>> begin
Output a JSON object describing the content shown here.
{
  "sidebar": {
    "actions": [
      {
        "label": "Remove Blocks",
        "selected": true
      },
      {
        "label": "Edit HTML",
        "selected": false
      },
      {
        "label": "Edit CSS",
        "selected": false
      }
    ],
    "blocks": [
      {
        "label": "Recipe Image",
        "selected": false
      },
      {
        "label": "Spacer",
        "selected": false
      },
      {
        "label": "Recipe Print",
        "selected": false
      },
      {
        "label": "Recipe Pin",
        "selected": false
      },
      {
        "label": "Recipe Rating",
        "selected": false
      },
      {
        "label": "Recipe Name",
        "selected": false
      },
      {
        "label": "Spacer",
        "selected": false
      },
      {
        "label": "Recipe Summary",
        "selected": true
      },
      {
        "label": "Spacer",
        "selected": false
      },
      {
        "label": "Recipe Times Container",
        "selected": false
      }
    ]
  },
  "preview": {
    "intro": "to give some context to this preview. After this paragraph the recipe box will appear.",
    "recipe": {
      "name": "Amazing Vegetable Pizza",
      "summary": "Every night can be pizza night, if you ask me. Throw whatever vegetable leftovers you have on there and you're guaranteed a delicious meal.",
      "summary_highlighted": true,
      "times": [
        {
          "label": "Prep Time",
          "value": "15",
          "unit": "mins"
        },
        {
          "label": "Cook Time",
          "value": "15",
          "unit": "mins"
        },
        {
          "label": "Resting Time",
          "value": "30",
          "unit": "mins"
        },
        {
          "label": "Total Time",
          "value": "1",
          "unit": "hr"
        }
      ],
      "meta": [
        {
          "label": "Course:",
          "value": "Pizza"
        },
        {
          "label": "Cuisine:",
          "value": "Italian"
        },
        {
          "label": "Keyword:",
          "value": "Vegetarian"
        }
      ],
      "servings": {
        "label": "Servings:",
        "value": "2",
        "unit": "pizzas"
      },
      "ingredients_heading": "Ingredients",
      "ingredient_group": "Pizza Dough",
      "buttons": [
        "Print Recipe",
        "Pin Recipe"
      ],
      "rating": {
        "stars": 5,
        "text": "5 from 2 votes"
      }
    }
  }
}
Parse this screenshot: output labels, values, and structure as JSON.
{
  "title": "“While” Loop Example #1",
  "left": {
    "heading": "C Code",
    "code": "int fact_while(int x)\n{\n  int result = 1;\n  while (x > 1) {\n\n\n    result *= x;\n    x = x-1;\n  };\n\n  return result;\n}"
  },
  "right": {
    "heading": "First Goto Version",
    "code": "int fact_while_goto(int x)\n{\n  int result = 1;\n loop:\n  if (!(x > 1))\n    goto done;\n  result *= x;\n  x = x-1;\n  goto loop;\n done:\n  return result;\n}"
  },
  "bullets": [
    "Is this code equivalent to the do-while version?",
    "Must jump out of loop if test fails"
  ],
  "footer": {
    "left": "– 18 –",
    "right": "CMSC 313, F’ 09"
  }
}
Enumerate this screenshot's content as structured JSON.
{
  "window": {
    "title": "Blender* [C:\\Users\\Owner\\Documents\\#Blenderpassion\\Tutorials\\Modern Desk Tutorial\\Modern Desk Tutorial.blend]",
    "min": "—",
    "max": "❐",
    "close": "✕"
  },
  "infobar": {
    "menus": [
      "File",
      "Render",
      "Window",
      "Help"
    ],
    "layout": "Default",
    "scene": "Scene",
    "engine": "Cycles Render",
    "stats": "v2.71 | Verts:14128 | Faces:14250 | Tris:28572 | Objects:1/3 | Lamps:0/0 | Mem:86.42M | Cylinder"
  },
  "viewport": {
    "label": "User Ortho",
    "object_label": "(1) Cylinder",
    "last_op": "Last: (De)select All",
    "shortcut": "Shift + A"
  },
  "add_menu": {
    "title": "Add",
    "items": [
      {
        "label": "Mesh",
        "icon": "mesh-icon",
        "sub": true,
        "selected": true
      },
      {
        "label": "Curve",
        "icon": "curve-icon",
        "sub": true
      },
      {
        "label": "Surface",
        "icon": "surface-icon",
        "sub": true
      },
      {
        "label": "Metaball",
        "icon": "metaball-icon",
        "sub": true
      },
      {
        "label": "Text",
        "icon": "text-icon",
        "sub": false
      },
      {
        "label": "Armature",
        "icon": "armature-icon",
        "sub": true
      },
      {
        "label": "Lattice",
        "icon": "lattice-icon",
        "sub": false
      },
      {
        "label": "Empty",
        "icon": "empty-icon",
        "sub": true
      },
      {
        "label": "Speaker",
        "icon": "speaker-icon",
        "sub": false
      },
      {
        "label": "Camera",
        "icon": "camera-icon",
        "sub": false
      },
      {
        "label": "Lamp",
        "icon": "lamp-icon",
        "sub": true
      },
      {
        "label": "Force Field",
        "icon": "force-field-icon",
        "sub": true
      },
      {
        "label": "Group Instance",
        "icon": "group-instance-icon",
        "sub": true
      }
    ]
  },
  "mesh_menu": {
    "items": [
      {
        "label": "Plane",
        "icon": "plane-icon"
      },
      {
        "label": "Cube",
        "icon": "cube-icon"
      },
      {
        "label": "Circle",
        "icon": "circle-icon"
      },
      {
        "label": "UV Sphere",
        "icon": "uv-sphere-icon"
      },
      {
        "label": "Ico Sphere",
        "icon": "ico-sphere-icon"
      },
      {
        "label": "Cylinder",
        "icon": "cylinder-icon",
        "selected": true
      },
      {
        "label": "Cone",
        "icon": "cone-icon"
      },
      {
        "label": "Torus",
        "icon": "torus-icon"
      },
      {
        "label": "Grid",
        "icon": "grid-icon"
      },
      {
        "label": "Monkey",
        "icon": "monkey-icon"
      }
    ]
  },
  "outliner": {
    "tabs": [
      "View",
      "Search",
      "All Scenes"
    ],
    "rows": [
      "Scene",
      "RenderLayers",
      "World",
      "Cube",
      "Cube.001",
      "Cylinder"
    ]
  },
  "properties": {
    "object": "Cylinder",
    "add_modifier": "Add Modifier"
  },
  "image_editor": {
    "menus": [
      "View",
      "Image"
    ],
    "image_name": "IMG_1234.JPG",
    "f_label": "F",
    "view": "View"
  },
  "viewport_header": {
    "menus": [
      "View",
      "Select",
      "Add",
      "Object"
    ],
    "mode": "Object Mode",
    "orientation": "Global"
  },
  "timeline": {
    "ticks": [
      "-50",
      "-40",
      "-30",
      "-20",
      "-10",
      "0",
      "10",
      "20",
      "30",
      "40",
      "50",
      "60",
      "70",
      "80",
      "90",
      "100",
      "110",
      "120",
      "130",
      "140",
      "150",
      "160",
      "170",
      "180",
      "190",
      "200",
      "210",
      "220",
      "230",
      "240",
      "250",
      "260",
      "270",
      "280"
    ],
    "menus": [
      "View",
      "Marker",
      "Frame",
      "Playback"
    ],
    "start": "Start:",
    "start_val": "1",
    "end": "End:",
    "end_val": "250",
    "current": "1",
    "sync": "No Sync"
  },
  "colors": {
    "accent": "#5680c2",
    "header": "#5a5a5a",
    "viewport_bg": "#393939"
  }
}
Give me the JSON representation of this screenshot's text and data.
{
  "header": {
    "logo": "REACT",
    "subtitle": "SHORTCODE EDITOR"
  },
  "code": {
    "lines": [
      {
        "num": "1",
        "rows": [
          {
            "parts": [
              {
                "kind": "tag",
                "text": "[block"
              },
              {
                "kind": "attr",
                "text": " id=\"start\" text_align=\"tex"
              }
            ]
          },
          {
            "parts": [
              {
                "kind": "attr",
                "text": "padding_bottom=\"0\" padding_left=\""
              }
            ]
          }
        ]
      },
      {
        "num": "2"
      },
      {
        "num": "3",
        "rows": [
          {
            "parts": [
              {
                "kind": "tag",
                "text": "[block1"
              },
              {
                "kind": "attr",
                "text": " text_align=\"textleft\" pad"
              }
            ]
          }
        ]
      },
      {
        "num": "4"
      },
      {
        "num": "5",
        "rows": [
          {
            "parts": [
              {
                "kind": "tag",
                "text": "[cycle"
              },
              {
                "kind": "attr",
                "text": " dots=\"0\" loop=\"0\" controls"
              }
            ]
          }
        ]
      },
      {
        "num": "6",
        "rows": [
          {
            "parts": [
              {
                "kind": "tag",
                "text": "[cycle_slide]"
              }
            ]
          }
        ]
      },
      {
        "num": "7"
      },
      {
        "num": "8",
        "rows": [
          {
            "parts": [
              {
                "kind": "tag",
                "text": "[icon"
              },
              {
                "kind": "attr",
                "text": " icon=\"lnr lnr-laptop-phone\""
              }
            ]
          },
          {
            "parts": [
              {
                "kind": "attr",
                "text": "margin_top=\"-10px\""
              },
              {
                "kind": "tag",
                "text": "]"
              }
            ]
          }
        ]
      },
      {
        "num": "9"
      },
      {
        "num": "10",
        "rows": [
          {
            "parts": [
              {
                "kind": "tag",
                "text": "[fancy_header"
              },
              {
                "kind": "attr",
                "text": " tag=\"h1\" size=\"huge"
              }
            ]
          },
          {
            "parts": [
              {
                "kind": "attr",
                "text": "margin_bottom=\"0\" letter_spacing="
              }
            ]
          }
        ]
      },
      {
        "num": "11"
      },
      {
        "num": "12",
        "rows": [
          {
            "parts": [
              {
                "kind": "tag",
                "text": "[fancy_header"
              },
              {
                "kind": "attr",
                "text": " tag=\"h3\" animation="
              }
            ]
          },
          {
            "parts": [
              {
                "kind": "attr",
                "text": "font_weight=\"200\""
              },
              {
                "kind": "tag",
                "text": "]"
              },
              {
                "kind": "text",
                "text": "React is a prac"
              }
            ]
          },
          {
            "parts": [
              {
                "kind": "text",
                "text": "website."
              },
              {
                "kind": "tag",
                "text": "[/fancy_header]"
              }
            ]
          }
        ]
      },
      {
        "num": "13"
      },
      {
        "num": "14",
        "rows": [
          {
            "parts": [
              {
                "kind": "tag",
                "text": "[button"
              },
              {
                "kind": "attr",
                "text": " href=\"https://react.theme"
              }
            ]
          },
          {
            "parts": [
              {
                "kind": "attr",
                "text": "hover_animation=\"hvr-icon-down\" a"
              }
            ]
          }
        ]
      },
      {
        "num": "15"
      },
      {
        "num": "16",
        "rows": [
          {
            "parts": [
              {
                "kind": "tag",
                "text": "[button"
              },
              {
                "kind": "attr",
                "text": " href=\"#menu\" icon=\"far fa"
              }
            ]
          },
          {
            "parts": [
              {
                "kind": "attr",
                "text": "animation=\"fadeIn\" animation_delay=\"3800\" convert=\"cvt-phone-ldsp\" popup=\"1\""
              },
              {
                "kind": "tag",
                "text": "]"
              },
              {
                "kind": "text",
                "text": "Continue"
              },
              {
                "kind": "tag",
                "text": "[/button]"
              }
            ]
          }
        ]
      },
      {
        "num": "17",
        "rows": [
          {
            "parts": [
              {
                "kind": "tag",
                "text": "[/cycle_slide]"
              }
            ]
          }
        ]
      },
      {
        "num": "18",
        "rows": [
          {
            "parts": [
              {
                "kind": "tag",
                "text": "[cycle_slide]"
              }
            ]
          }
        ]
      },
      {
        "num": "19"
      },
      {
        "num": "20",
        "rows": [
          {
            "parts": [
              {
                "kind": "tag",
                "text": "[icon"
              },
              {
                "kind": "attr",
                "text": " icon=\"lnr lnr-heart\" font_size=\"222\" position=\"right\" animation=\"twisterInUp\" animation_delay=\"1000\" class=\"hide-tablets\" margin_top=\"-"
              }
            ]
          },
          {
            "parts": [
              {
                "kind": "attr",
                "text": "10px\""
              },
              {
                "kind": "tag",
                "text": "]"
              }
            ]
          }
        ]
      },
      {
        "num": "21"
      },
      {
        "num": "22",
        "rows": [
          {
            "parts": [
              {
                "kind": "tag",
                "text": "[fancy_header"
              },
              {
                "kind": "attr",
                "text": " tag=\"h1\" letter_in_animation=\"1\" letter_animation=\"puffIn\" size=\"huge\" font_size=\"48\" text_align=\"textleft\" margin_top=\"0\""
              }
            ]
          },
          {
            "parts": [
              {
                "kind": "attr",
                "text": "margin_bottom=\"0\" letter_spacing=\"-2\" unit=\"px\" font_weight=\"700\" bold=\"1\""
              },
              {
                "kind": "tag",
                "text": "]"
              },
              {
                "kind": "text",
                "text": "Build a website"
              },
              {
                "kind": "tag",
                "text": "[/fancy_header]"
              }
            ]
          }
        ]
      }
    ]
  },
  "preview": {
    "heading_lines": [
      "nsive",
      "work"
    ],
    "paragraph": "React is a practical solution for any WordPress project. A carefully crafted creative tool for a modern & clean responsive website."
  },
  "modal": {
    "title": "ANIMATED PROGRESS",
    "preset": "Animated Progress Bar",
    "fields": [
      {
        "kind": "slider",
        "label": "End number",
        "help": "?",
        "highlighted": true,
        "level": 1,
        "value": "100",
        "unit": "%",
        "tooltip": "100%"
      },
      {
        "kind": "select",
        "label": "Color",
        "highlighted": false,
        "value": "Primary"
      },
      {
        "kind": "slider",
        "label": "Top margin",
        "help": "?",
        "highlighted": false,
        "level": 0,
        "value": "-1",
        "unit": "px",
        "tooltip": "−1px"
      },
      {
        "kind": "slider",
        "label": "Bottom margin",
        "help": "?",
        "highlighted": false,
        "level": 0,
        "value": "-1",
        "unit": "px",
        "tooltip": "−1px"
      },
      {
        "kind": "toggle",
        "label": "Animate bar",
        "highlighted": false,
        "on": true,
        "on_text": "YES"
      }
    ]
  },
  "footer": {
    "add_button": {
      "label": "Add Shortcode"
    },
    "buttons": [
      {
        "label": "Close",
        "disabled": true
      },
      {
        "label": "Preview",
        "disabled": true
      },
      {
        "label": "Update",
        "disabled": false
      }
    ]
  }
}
>> end
Pick out the lines above containing the word "href", then copy them.

                "text": " href=\"https://react.theme"
                "text": " href=\"#menu\" icon=\"far fa"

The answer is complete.